Each line of the data has to be transcribed exactly.

*-*-*

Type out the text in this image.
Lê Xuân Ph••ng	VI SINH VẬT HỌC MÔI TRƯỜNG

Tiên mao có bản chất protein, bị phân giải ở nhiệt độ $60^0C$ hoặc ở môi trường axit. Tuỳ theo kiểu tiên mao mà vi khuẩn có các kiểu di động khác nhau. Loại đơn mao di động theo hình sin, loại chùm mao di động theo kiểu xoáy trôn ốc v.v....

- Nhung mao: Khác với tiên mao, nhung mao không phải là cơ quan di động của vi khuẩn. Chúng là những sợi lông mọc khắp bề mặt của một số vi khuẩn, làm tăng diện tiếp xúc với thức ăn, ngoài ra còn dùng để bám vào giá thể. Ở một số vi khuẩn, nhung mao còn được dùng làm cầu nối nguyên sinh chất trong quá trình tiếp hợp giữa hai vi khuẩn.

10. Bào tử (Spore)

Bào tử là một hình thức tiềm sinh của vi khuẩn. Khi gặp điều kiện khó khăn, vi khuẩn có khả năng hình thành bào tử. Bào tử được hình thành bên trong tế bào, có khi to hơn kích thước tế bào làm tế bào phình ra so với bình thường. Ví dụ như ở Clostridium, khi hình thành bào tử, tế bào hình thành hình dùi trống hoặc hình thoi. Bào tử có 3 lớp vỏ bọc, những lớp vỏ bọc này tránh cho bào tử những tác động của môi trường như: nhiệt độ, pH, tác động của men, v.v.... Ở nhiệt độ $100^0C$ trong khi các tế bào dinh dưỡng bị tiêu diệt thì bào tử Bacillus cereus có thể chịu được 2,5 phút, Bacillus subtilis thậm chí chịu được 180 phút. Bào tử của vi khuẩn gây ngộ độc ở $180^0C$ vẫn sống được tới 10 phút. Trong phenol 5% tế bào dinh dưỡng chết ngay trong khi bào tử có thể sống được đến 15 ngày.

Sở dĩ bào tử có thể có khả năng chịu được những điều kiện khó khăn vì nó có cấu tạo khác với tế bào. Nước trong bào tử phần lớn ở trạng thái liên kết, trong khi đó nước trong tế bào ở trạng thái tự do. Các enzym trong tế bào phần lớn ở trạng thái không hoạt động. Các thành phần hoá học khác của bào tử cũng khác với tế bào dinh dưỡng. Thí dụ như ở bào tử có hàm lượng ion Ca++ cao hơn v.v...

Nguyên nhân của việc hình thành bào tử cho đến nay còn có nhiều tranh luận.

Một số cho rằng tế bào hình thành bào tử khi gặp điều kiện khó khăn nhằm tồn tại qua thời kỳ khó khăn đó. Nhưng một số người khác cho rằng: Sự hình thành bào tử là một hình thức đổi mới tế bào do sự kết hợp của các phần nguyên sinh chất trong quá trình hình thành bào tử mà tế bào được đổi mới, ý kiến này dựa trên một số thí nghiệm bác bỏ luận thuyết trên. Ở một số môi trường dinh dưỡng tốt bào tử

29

*-*-*

Response to the exercise
Type out the text in this image.
Lê Xuân Ph••ng	VI SINH VẬT HỌC MÔI TRƯỜNG

Tiên mao có bản chất protein, bị phân giải ở nhiệt độ $60^0C$ hoặc ở môi trường axit. Tuỳ theo kiểu tiên mao mà vi khuẩn có các kiểu di động khác nhau. Loại đơn mao di động theo hình sin, loại chùm mao di động theo kiểu xoáy trôn ốc v.v....

- Nhung mao: Khác với tiên mao, nhung mao không phải là cơ quan di động của vi khuẩn. Chúng là những sợi lông mọc khắp bề mặt của một số vi khuẩn, làm tăng diện tiếp xúc với thức ăn, ngoài ra còn dùng để bám vào giá thể. Ở một số vi khuẩn, nhung mao còn được dùng làm cầu nối nguyên sinh chất trong quá trình tiếp hợp giữa hai vi khuẩn.

10. Bào tử (Spore)

Bào tử là một hình thức tiềm sinh của vi khuẩn. Khi gặp điều kiện khó khăn, vi khuẩn có khả năng hình thành bào tử. Bào tử được hình thành bên trong tế bào, có khi to hơn kích thước tế bào làm tế bào phình ra so với bình thường. Ví dụ như ở Clostridium, khi hình thành bào tử, tế bào hình thành hình dùi trống hoặc hình thoi. Bào tử có 3 lớp vỏ bọc, những lớp vỏ bọc này tránh cho bào tử những tác động của môi trường như: nhiệt độ, pH, tác động của men, v.v.... Ở nhiệt độ $100^0C$ trong khi các tế bào dinh dưỡng bị tiêu diệt thì bào tử Bacillus cereus có thể chịu được 2,5 phút, Bacillus subtilis thậm chí chịu được 180 phút. Bào tử của vi khuẩn gây ngộ độc ở $180^0C$ vẫn sống được tới 10 phút. Trong phenol 5% tế bào dinh dưỡng chết ngay trong khi bào tử có thể sống được đến 15 ngày.

Sở dĩ bào tử có thể có khả năng chịu được những điều kiện khó khăn vì nó có cấu tạo khác với tế bào. Nước trong bào tử phần lớn ở trạng thái liên kết, trong khi đó nước trong tế bào ở trạng thái tự do. Các enzym trong tế bào phần lớn ở trạng thái không hoạt động. Các thành phần hoá học khác của bào tử cũng khác với tế bào dinh dưỡng. Thí dụ như ở bào tử có hàm lượng ion Ca++ cao hơn v.v...

Nguyên nhân của việc hình thành bào tử cho đến nay còn có nhiều tranh luận.

Một số cho rằng tế bào hình thành bào tử khi gặp điều kiện khó khăn nhằm tồn tại qua thời kỳ khó khăn đó. Nhưng một số người khác cho rằng: Sự hình thành bào tử là một hình thức đổi mới tế bào do sự kết hợp của các phần nguyên sinh chất trong quá trình hình thành bào tử mà tế bào được đổi mới, ý kiến này dựa trên một số thí nghiệm bác bỏ luận thuyết trên. Ở một số môi trường dinh dưỡng tốt bào tử

29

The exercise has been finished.